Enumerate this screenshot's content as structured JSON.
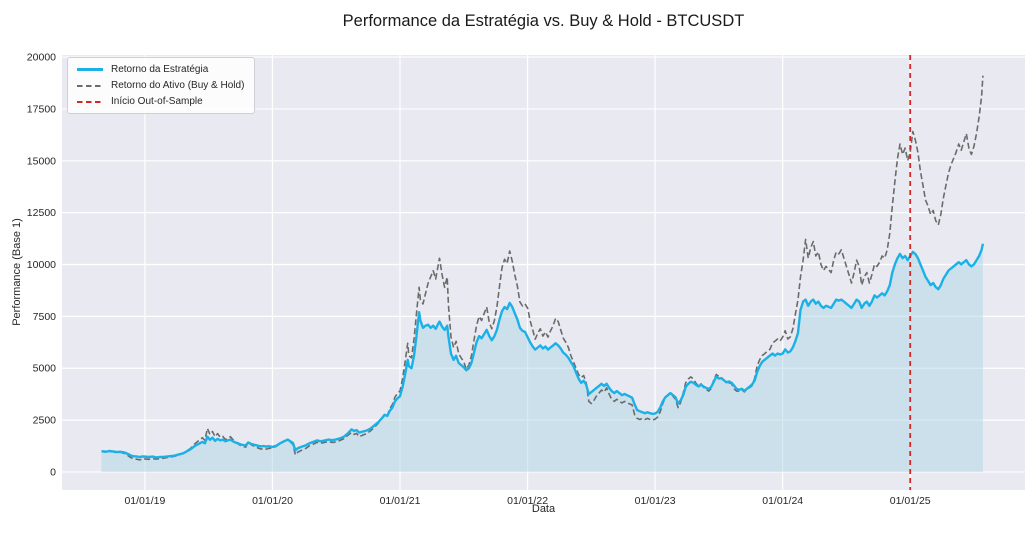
{
  "figure": {
    "kind": "matplotlib-style line chart"
  },
  "legend": {
    "items": [
      {
        "label": "Retorno da Estratégia",
        "style": "solid",
        "color": "#1bb1e7"
      },
      {
        "label": "Retorno do Ativo (Buy & Hold)",
        "style": "dashed",
        "color": "#6b6b6b"
      },
      {
        "label": "Início Out-of-Sample",
        "style": "dashed",
        "color": "#d62728"
      }
    ],
    "position": "upper left"
  },
  "chart_data": {
    "type": "line",
    "title": "Performance da Estratégia vs. Buy & Hold - BTCUSDT",
    "xlabel": "Data",
    "ylabel": "Performance (Base 1)",
    "grid": true,
    "background": "#e9e9f1",
    "grid_color": "#ffffff",
    "x_unit": "decimal_year",
    "xlim": [
      2018.35,
      2025.9
    ],
    "ylim": [
      -870,
      20100
    ],
    "xticks": [
      {
        "t": 2019,
        "label": "01/01/19"
      },
      {
        "t": 2020,
        "label": "01/01/20"
      },
      {
        "t": 2021,
        "label": "01/01/21"
      },
      {
        "t": 2022,
        "label": "01/01/22"
      },
      {
        "t": 2023,
        "label": "01/01/23"
      },
      {
        "t": 2024,
        "label": "01/01/24"
      },
      {
        "t": 2025,
        "label": "01/01/25"
      }
    ],
    "yticks": [
      0,
      2500,
      5000,
      7500,
      10000,
      12500,
      15000,
      17500,
      20000
    ],
    "annotations": [
      {
        "name": "Início Out-of-Sample",
        "type": "vline",
        "x": 2025.0,
        "color": "#d62728",
        "style": "dashed"
      }
    ],
    "x": [
      2018.66,
      2018.69,
      2018.72,
      2018.75,
      2018.78,
      2018.81,
      2018.84,
      2018.87,
      2018.89,
      2018.91,
      2018.94,
      2018.96,
      2018.98,
      2019.0,
      2019.03,
      2019.06,
      2019.09,
      2019.12,
      2019.15,
      2019.18,
      2019.21,
      2019.24,
      2019.27,
      2019.3,
      2019.33,
      2019.36,
      2019.39,
      2019.42,
      2019.45,
      2019.47,
      2019.49,
      2019.51,
      2019.53,
      2019.55,
      2019.57,
      2019.59,
      2019.61,
      2019.63,
      2019.65,
      2019.67,
      2019.69,
      2019.71,
      2019.73,
      2019.75,
      2019.77,
      2019.79,
      2019.81,
      2019.83,
      2019.85,
      2019.87,
      2019.89,
      2019.91,
      2019.93,
      2019.95,
      2019.97,
      2020.0,
      2020.03,
      2020.06,
      2020.09,
      2020.12,
      2020.14,
      2020.16,
      2020.18,
      2020.2,
      2020.23,
      2020.26,
      2020.29,
      2020.32,
      2020.35,
      2020.38,
      2020.41,
      2020.44,
      2020.47,
      2020.5,
      2020.53,
      2020.56,
      2020.59,
      2020.62,
      2020.64,
      2020.66,
      2020.68,
      2020.71,
      2020.74,
      2020.77,
      2020.8,
      2020.83,
      2020.86,
      2020.88,
      2020.9,
      2020.92,
      2020.94,
      2020.96,
      2020.98,
      2021.0,
      2021.02,
      2021.04,
      2021.06,
      2021.07,
      2021.09,
      2021.11,
      2021.13,
      2021.15,
      2021.16,
      2021.18,
      2021.2,
      2021.22,
      2021.24,
      2021.26,
      2021.28,
      2021.3,
      2021.31,
      2021.33,
      2021.35,
      2021.37,
      2021.38,
      2021.4,
      2021.42,
      2021.44,
      2021.46,
      2021.48,
      2021.5,
      2021.52,
      2021.54,
      2021.56,
      2021.58,
      2021.6,
      2021.62,
      2021.64,
      2021.66,
      2021.68,
      2021.7,
      2021.72,
      2021.74,
      2021.76,
      2021.78,
      2021.8,
      2021.82,
      2021.84,
      2021.86,
      2021.88,
      2021.9,
      2021.92,
      2021.94,
      2021.96,
      2021.98,
      2022.0,
      2022.02,
      2022.04,
      2022.06,
      2022.08,
      2022.1,
      2022.12,
      2022.14,
      2022.16,
      2022.18,
      2022.2,
      2022.22,
      2022.24,
      2022.26,
      2022.28,
      2022.3,
      2022.32,
      2022.34,
      2022.36,
      2022.38,
      2022.4,
      2022.42,
      2022.44,
      2022.46,
      2022.48,
      2022.5,
      2022.52,
      2022.54,
      2022.56,
      2022.58,
      2022.6,
      2022.62,
      2022.64,
      2022.66,
      2022.68,
      2022.7,
      2022.72,
      2022.74,
      2022.76,
      2022.78,
      2022.8,
      2022.82,
      2022.84,
      2022.86,
      2022.88,
      2022.9,
      2022.92,
      2022.94,
      2022.96,
      2022.98,
      2023.0,
      2023.02,
      2023.04,
      2023.06,
      2023.08,
      2023.1,
      2023.12,
      2023.14,
      2023.16,
      2023.18,
      2023.2,
      2023.22,
      2023.24,
      2023.26,
      2023.28,
      2023.3,
      2023.32,
      2023.34,
      2023.36,
      2023.38,
      2023.4,
      2023.42,
      2023.44,
      2023.46,
      2023.48,
      2023.5,
      2023.52,
      2023.54,
      2023.56,
      2023.58,
      2023.6,
      2023.62,
      2023.64,
      2023.66,
      2023.68,
      2023.7,
      2023.72,
      2023.74,
      2023.76,
      2023.78,
      2023.8,
      2023.82,
      2023.84,
      2023.86,
      2023.88,
      2023.9,
      2023.92,
      2023.94,
      2023.96,
      2023.98,
      2024.0,
      2024.02,
      2024.04,
      2024.06,
      2024.08,
      2024.1,
      2024.12,
      2024.14,
      2024.16,
      2024.18,
      2024.2,
      2024.22,
      2024.24,
      2024.26,
      2024.28,
      2024.3,
      2024.32,
      2024.34,
      2024.36,
      2024.38,
      2024.4,
      2024.42,
      2024.44,
      2024.46,
      2024.48,
      2024.5,
      2024.52,
      2024.54,
      2024.56,
      2024.58,
      2024.6,
      2024.62,
      2024.64,
      2024.66,
      2024.68,
      2024.7,
      2024.72,
      2024.74,
      2024.76,
      2024.78,
      2024.8,
      2024.82,
      2024.84,
      2024.86,
      2024.88,
      2024.9,
      2024.92,
      2024.94,
      2024.96,
      2024.98,
      2025.0,
      2025.02,
      2025.04,
      2025.06,
      2025.08,
      2025.1,
      2025.12,
      2025.14,
      2025.16,
      2025.18,
      2025.2,
      2025.22,
      2025.24,
      2025.26,
      2025.28,
      2025.3,
      2025.32,
      2025.34,
      2025.36,
      2025.38,
      2025.4,
      2025.42,
      2025.44,
      2025.46,
      2025.48,
      2025.5,
      2025.52,
      2025.54,
      2025.56,
      2025.57
    ],
    "series": [
      {
        "name": "Retorno da Estratégia",
        "color": "#1bb1e7",
        "style": "solid",
        "fill": true,
        "fill_color": "rgba(173,216,230,0.5)",
        "values": [
          1000,
          970,
          1010,
          990,
          960,
          970,
          940,
          860,
          790,
          760,
          740,
          720,
          750,
          740,
          720,
          740,
          700,
          720,
          730,
          750,
          770,
          800,
          850,
          900,
          1000,
          1100,
          1250,
          1350,
          1450,
          1380,
          1700,
          1550,
          1650,
          1500,
          1600,
          1520,
          1560,
          1480,
          1520,
          1560,
          1480,
          1420,
          1380,
          1330,
          1300,
          1280,
          1420,
          1360,
          1320,
          1290,
          1260,
          1230,
          1250,
          1220,
          1240,
          1210,
          1260,
          1380,
          1480,
          1560,
          1480,
          1400,
          1050,
          1150,
          1220,
          1280,
          1380,
          1450,
          1520,
          1480,
          1520,
          1560,
          1530,
          1570,
          1620,
          1700,
          1850,
          2050,
          1980,
          2020,
          1900,
          1950,
          2000,
          2100,
          2250,
          2400,
          2600,
          2750,
          2700,
          2950,
          3100,
          3400,
          3550,
          3650,
          4100,
          4700,
          5400,
          5100,
          5000,
          5600,
          6600,
          7700,
          7300,
          6950,
          7050,
          7100,
          6950,
          7050,
          6900,
          7150,
          7250,
          7000,
          6850,
          7050,
          6500,
          5700,
          5400,
          5600,
          5250,
          5150,
          5050,
          4900,
          5000,
          5250,
          5750,
          6250,
          6550,
          6450,
          6650,
          6850,
          6550,
          6350,
          6550,
          6850,
          7350,
          7750,
          7950,
          7850,
          8150,
          7950,
          7650,
          7350,
          6950,
          6800,
          6750,
          6500,
          6250,
          6050,
          5900,
          6000,
          6100,
          5950,
          6050,
          5900,
          6000,
          6100,
          6200,
          6100,
          5950,
          5750,
          5650,
          5500,
          5300,
          5100,
          4800,
          4500,
          4300,
          4400,
          4200,
          3750,
          3850,
          3950,
          4050,
          4150,
          4250,
          4150,
          4250,
          4050,
          3900,
          3800,
          3900,
          3800,
          3700,
          3760,
          3700,
          3640,
          3580,
          3250,
          2980,
          2930,
          2880,
          2830,
          2880,
          2830,
          2800,
          2820,
          2900,
          3100,
          3400,
          3600,
          3700,
          3800,
          3700,
          3600,
          3300,
          3450,
          3700,
          4100,
          4250,
          4350,
          4300,
          4200,
          4120,
          4200,
          4120,
          4050,
          4000,
          4100,
          4350,
          4600,
          4500,
          4520,
          4420,
          4320,
          4360,
          4300,
          4150,
          4000,
          3960,
          4010,
          3910,
          4010,
          4110,
          4210,
          4410,
          4810,
          5110,
          5310,
          5410,
          5510,
          5610,
          5710,
          5610,
          5710,
          5660,
          5710,
          5910,
          5760,
          5810,
          6010,
          6310,
          6710,
          7810,
          8210,
          8310,
          8010,
          8210,
          8310,
          8110,
          8210,
          8010,
          7910,
          8010,
          7960,
          7910,
          8110,
          8310,
          8260,
          8310,
          8210,
          8110,
          8010,
          7910,
          8110,
          8310,
          8210,
          7910,
          8110,
          8210,
          8010,
          8210,
          8510,
          8410,
          8510,
          8610,
          8510,
          8710,
          9010,
          9610,
          10010,
          10310,
          10510,
          10310,
          10410,
          10210,
          10410,
          10610,
          10510,
          10310,
          10010,
          9710,
          9410,
          9210,
          9010,
          9110,
          8910,
          8810,
          9010,
          9310,
          9510,
          9710,
          9810,
          9910,
          10010,
          10110,
          10010,
          10110,
          10210,
          10010,
          9910,
          10010,
          10210,
          10410,
          10710,
          11000
        ]
      },
      {
        "name": "Retorno do Ativo (Buy & Hold)",
        "color": "#6b6b6b",
        "style": "dashed",
        "fill": false,
        "values": [
          1000,
          1000,
          960,
          980,
          930,
          950,
          890,
          780,
          690,
          640,
          610,
          580,
          640,
          630,
          610,
          640,
          620,
          650,
          670,
          700,
          730,
          770,
          830,
          900,
          1020,
          1150,
          1350,
          1500,
          1650,
          1520,
          2100,
          1800,
          1950,
          1700,
          1850,
          1680,
          1720,
          1560,
          1620,
          1700,
          1560,
          1460,
          1350,
          1280,
          1230,
          1200,
          1440,
          1330,
          1260,
          1200,
          1150,
          1100,
          1140,
          1100,
          1130,
          1160,
          1230,
          1360,
          1470,
          1560,
          1450,
          1330,
          820,
          960,
          1050,
          1130,
          1260,
          1340,
          1430,
          1380,
          1430,
          1470,
          1420,
          1450,
          1520,
          1610,
          1760,
          1900,
          1810,
          1860,
          1700,
          1780,
          1850,
          1990,
          2160,
          2350,
          2620,
          2800,
          2720,
          3050,
          3250,
          3600,
          3800,
          3900,
          4500,
          5300,
          6200,
          5600,
          5500,
          6400,
          7700,
          8900,
          8300,
          8100,
          8600,
          9100,
          9400,
          9700,
          9300,
          10000,
          10300,
          9500,
          8900,
          9400,
          8000,
          6500,
          6000,
          6300,
          5700,
          5500,
          5300,
          4950,
          5150,
          5600,
          6350,
          7050,
          7500,
          7300,
          7650,
          7950,
          7200,
          6900,
          7300,
          7950,
          8950,
          9850,
          10250,
          10050,
          10650,
          10150,
          9500,
          8950,
          8200,
          8000,
          8100,
          7900,
          7300,
          6850,
          6400,
          6700,
          6900,
          6550,
          6750,
          6500,
          6800,
          7050,
          7400,
          7250,
          6850,
          6450,
          6250,
          6000,
          5600,
          5300,
          5000,
          4700,
          4550,
          4650,
          4300,
          3400,
          3300,
          3450,
          3650,
          3800,
          3950,
          3850,
          4050,
          3750,
          3500,
          3400,
          3500,
          3400,
          3330,
          3400,
          3330,
          3280,
          3230,
          2750,
          2580,
          2530,
          2580,
          2530,
          2580,
          2530,
          2500,
          2550,
          2650,
          2900,
          3300,
          3600,
          3720,
          3820,
          3650,
          3500,
          3100,
          3350,
          3800,
          4300,
          4480,
          4580,
          4480,
          4280,
          4150,
          4250,
          4080,
          3980,
          3900,
          4020,
          4450,
          4700,
          4600,
          4550,
          4420,
          4320,
          4300,
          4250,
          4000,
          3900,
          3900,
          3960,
          3860,
          4010,
          4060,
          4160,
          4510,
          5110,
          5410,
          5610,
          5710,
          5810,
          5910,
          6210,
          6310,
          6410,
          6310,
          6510,
          6810,
          6410,
          6510,
          6910,
          7610,
          8310,
          9410,
          10210,
          11210,
          10310,
          10810,
          11110,
          10410,
          10610,
          10010,
          9710,
          9910,
          9760,
          9610,
          10210,
          10610,
          10510,
          10710,
          10310,
          9910,
          9510,
          9110,
          9610,
          10210,
          9910,
          9010,
          9410,
          9610,
          9110,
          9510,
          10010,
          9910,
          10110,
          10410,
          10310,
          10710,
          11510,
          12810,
          14010,
          15110,
          15810,
          15310,
          15610,
          15010,
          15410,
          16410,
          16010,
          15410,
          14510,
          13810,
          13110,
          12810,
          12410,
          12610,
          12110,
          11910,
          12410,
          13210,
          13810,
          14410,
          14810,
          15110,
          15410,
          15810,
          15510,
          15910,
          16310,
          15610,
          15310,
          15710,
          16310,
          17110,
          18110,
          19100
        ]
      }
    ]
  }
}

════════════════

Check each line of the entries for the string "Estratégia". Copy the lines that have it.

**RESPONSE FOR THIS EXERCISE**.
        "label": "Retorno da Estratégia",
    "title": "Performance da Estratégia vs. Buy & Hold - BTCUSDT",
        "name": "Retorno da Estratégia",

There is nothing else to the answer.